[DATA SUPPLIED]
** START **

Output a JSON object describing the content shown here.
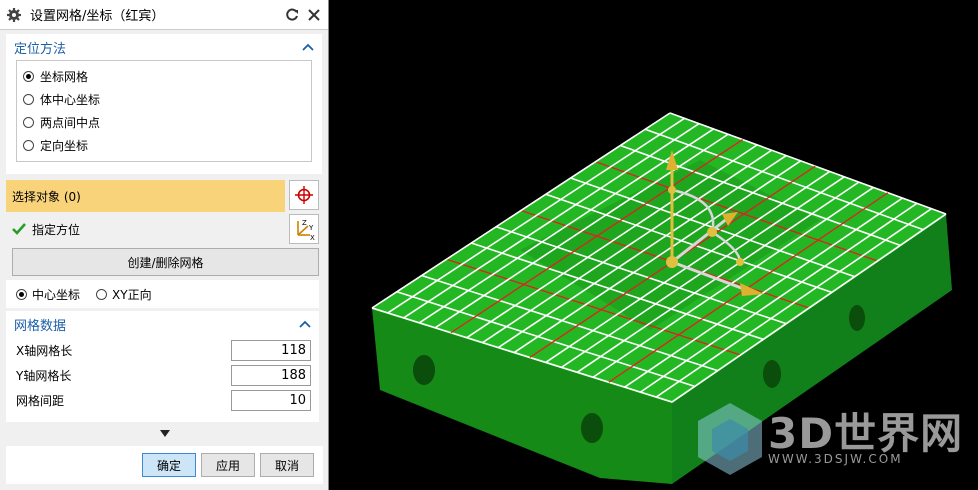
{
  "dialog": {
    "title": "设置网格/坐标（红宾）",
    "positioning": {
      "header": "定位方法",
      "options": [
        "坐标网格",
        "体中心坐标",
        "两点间中点",
        "定向坐标"
      ],
      "selected": 0
    },
    "select_object": "选择对象 (0)",
    "specify_orientation": "指定方位",
    "create_delete_grid": "创建/删除网格",
    "mode": {
      "options": [
        "中心坐标",
        "XY正向"
      ],
      "selected": 0
    },
    "grid_data": {
      "header": "网格数据",
      "fields": [
        {
          "label": "X轴网格长",
          "value": "118"
        },
        {
          "label": "Y轴网格长",
          "value": "188"
        },
        {
          "label": "网格间距",
          "value": "10"
        }
      ]
    },
    "buttons": {
      "ok": "确定",
      "apply": "应用",
      "cancel": "取消"
    }
  },
  "watermark": {
    "brand": "3D世界网",
    "url": "WWW.3DSJW.COM"
  },
  "colors": {
    "accent": "#1a5fa8",
    "selection_bar": "#f9d37a",
    "model_green": "#1ea51e",
    "grid_white": "#ffffff",
    "grid_red": "#e02020"
  },
  "icons": [
    "gear-icon",
    "reset-icon",
    "close-icon",
    "chevron-up-icon",
    "crosshair-icon",
    "checkmark-icon",
    "csys-axis-icon",
    "expand-down-icon"
  ]
}
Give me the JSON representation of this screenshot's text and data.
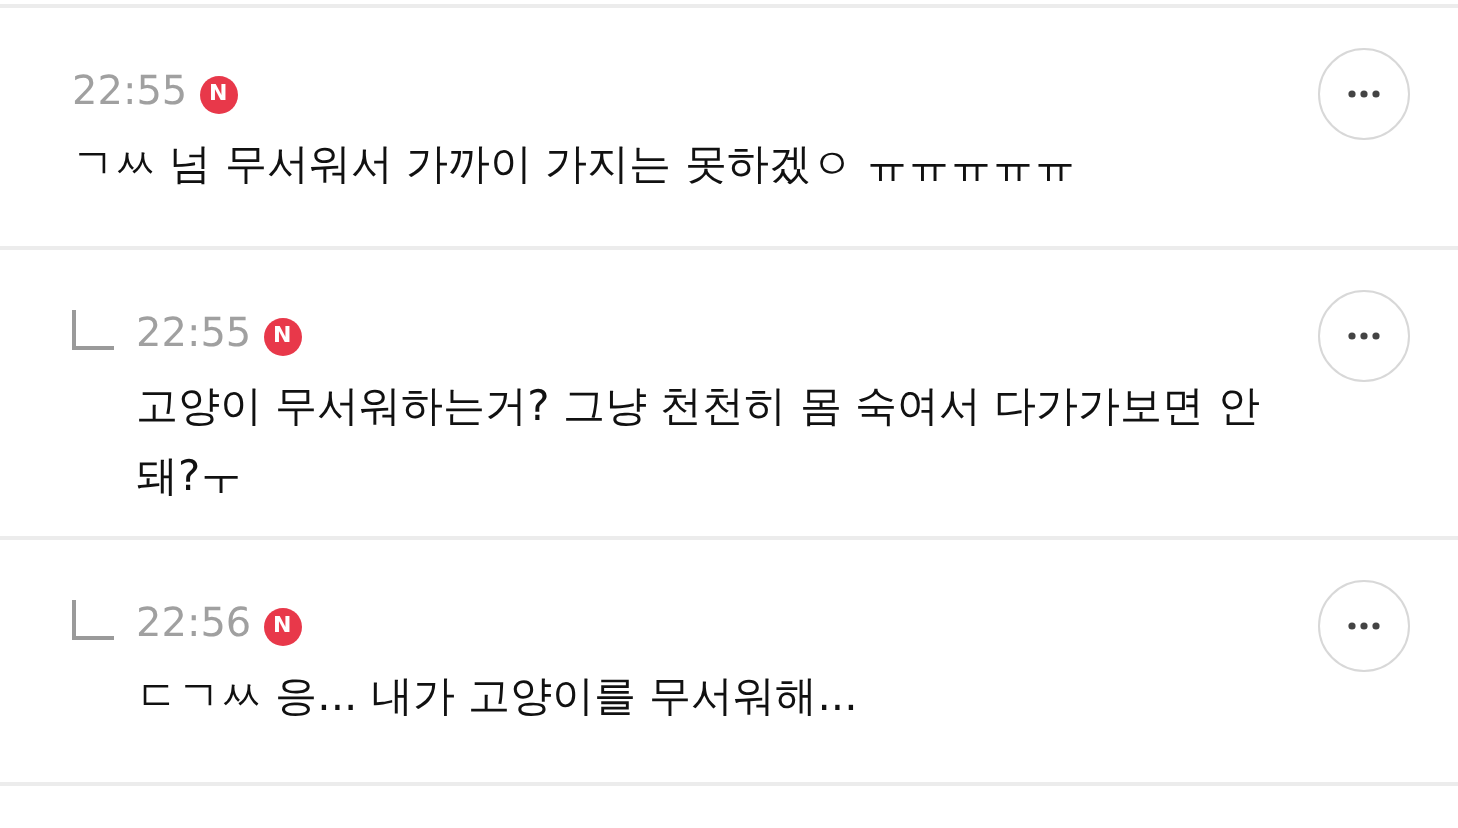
{
  "comments": [
    {
      "kind": "comment",
      "time": "22:55",
      "badge": "N",
      "text": "ㄱㅆ 넘 무서워서 가까이 가지는 못하겠ㅇ ㅠㅠㅠㅠㅠ"
    },
    {
      "kind": "reply",
      "time": "22:55",
      "badge": "N",
      "text": "고양이 무서워하는거? 그냥 천천히 몸 숙여서 다가가보면 안돼?ㅜ"
    },
    {
      "kind": "reply",
      "time": "22:56",
      "badge": "N",
      "text": "ㄷㄱㅆ 응... 내가 고양이를 무서워해..."
    }
  ]
}
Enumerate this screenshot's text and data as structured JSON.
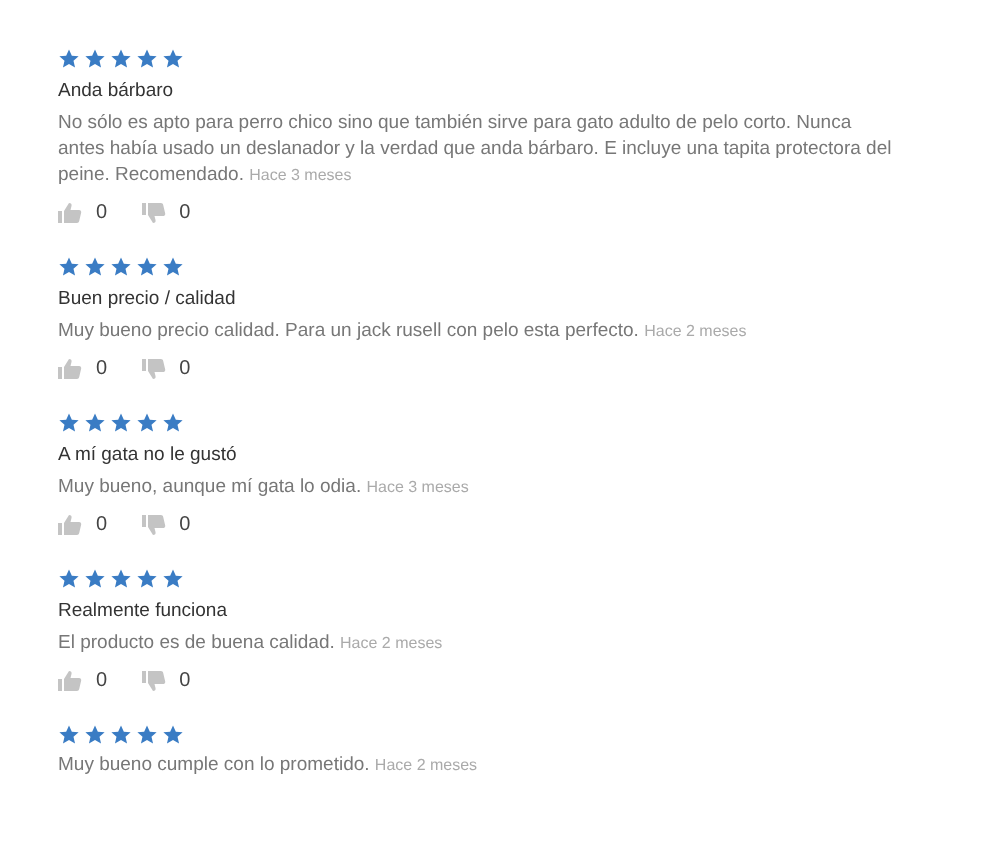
{
  "reviews": [
    {
      "stars": 5,
      "title": "Anda bárbaro",
      "body": "No sólo es apto para perro chico sino que también sirve para gato adulto de pelo corto. Nunca antes había usado un deslanador y la verdad que anda bárbaro. E incluye una tapita protectora del peine. Recomendado.",
      "time": "Hace 3 meses",
      "likes": "0",
      "dislikes": "0"
    },
    {
      "stars": 5,
      "title": "Buen precio / calidad",
      "body": "Muy bueno precio calidad. Para un jack rusell con pelo esta perfecto.",
      "time": "Hace 2 meses",
      "likes": "0",
      "dislikes": "0"
    },
    {
      "stars": 5,
      "title": "A mí gata no le gustó",
      "body": "Muy bueno, aunque mí gata lo odia.",
      "time": "Hace 3 meses",
      "likes": "0",
      "dislikes": "0"
    },
    {
      "stars": 5,
      "title": "Realmente funciona",
      "body": "El producto es de buena calidad.",
      "time": "Hace 2 meses",
      "likes": "0",
      "dislikes": "0"
    },
    {
      "stars": 5,
      "body": "Muy bueno cumple con lo prometido.",
      "time": "Hace 2 meses"
    }
  ]
}
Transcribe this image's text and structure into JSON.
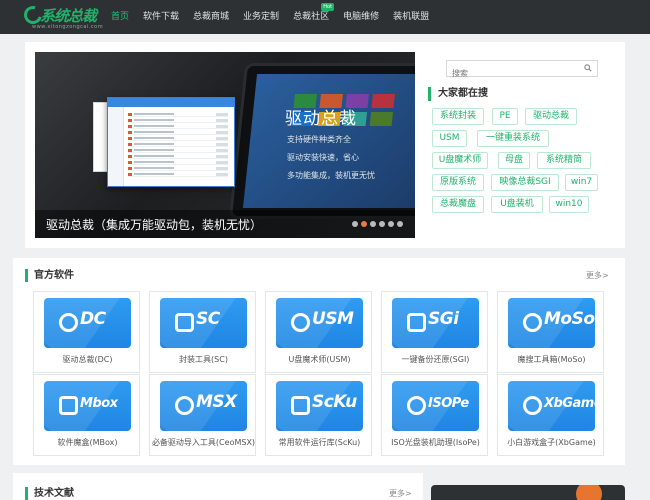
{
  "brand": {
    "name": "系统总裁",
    "url": "www.xitongzongcai.com"
  },
  "nav": [
    {
      "label": "首页",
      "active": true
    },
    {
      "label": "软件下载"
    },
    {
      "label": "总裁商城"
    },
    {
      "label": "业务定制"
    },
    {
      "label": "总裁社区",
      "badge": "Hot"
    },
    {
      "label": "电脑维修"
    },
    {
      "label": "装机联盟"
    }
  ],
  "banner": {
    "title": "驱动总裁",
    "lines": [
      "支持硬件种类齐全",
      "驱动安装快速，省心",
      "多功能集成，装机更无忧"
    ],
    "caption": "驱动总裁（集成万能驱动包，装机无忧）",
    "slide_count": 6,
    "active_slide": 1
  },
  "search": {
    "placeholder": "搜索",
    "icon": "search-icon"
  },
  "hot": {
    "title": "大家都在搜",
    "tags": [
      "系统封装",
      "PE",
      "驱动总裁",
      "USM",
      "一键重装系统",
      "U盘魔术师",
      "母盘",
      "系统精简",
      "原版系统",
      "映像总裁SGI",
      "win7",
      "总裁魔盘",
      "U盘装机",
      "win10"
    ]
  },
  "software": {
    "title": "官方软件",
    "more": "更多>",
    "items": [
      {
        "brand": "DC",
        "label": "驱动总裁(DC)",
        "icon": "gear-icon"
      },
      {
        "brand": "SC",
        "label": "封装工具(SC)",
        "icon": "package-icon"
      },
      {
        "brand": "USM",
        "label": "U盘魔术师(USM)",
        "icon": "usb-icon"
      },
      {
        "brand": "SGi",
        "label": "一键备份还原(SGI)",
        "icon": "restore-icon"
      },
      {
        "brand": "MoSo",
        "label": "魔搜工具箱(MoSo)",
        "icon": "magnifier-icon"
      },
      {
        "brand": "Mbox",
        "label": "软件魔盒(MBox)",
        "icon": "box-icon"
      },
      {
        "brand": "MSX",
        "label": "必备驱动导入工具(CeoMSX)",
        "icon": "chip-icon"
      },
      {
        "brand": "ScKu",
        "label": "常用软件运行库(ScKu)",
        "icon": "code-icon"
      },
      {
        "brand": "ISOPe",
        "label": "ISO光盘装机助理(IsoPe)",
        "icon": "disc-icon"
      },
      {
        "brand": "XbGame",
        "label": "小白游戏盒子(XbGame)",
        "icon": "gamepad-icon"
      }
    ]
  },
  "docs": {
    "title": "技术文献",
    "more": "更多>"
  },
  "colors": {
    "accent": "#20b26b",
    "nav_bg": "#2e3134",
    "tile_blue": "#2792ea",
    "slide_active": "#f07a3a"
  }
}
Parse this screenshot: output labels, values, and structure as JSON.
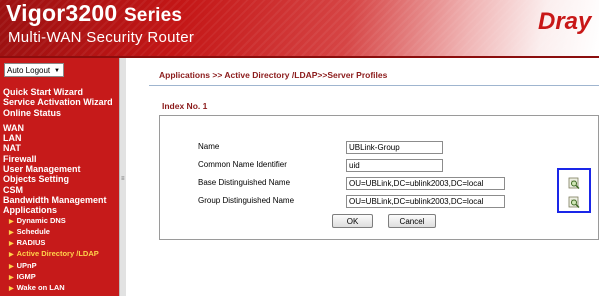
{
  "header": {
    "brand": "Vigor3200",
    "series": "Series",
    "subtitle": "Multi-WAN Security Router",
    "logo": "Dray"
  },
  "sidebar": {
    "auto_logout": "Auto Logout",
    "nav": [
      {
        "label": "Quick Start Wizard"
      },
      {
        "label": "Service Activation Wizard"
      },
      {
        "label": "Online Status"
      },
      {
        "label": "WAN"
      },
      {
        "label": "LAN"
      },
      {
        "label": "NAT"
      },
      {
        "label": "Firewall"
      },
      {
        "label": "User Management"
      },
      {
        "label": "Objects Setting"
      },
      {
        "label": "CSM"
      },
      {
        "label": "Bandwidth Management"
      },
      {
        "label": "Applications"
      },
      {
        "label": "Dynamic DNS"
      },
      {
        "label": "Schedule"
      },
      {
        "label": "RADIUS"
      },
      {
        "label": "Active Directory /LDAP"
      },
      {
        "label": "UPnP"
      },
      {
        "label": "IGMP"
      },
      {
        "label": "Wake on LAN"
      }
    ]
  },
  "content": {
    "breadcrumb": "Applications >> Active Directory /LDAP>>Server Profiles",
    "index_title": "Index No. 1",
    "fields": {
      "name": {
        "label": "Name",
        "value": "UBLink-Group"
      },
      "cn": {
        "label": "Common Name Identifier",
        "value": "uid"
      },
      "base_dn": {
        "label": "Base Distinguished Name",
        "value": "OU=UBLink,DC=ublink2003,DC=local"
      },
      "group_dn": {
        "label": "Group Distinguished Name",
        "value": "OU=UBLink,DC=ublink2003,DC=local"
      }
    },
    "ok_label": "OK",
    "cancel_label": "Cancel"
  },
  "colors": {
    "sidebar_bg": "#c61a1a",
    "title_red": "#8b1a1a",
    "active_item": "#ffd24a",
    "highlight_box": "#1a26e8"
  }
}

** END **

[TASK PROMPT] Scan the material above. Copy each line where "precio" occurs.

[TASK RESPONSE]
      "title": "Buen precio / calidad",
      "body": "Muy bueno precio calidad. Para un jack rusell con pelo esta perfecto.",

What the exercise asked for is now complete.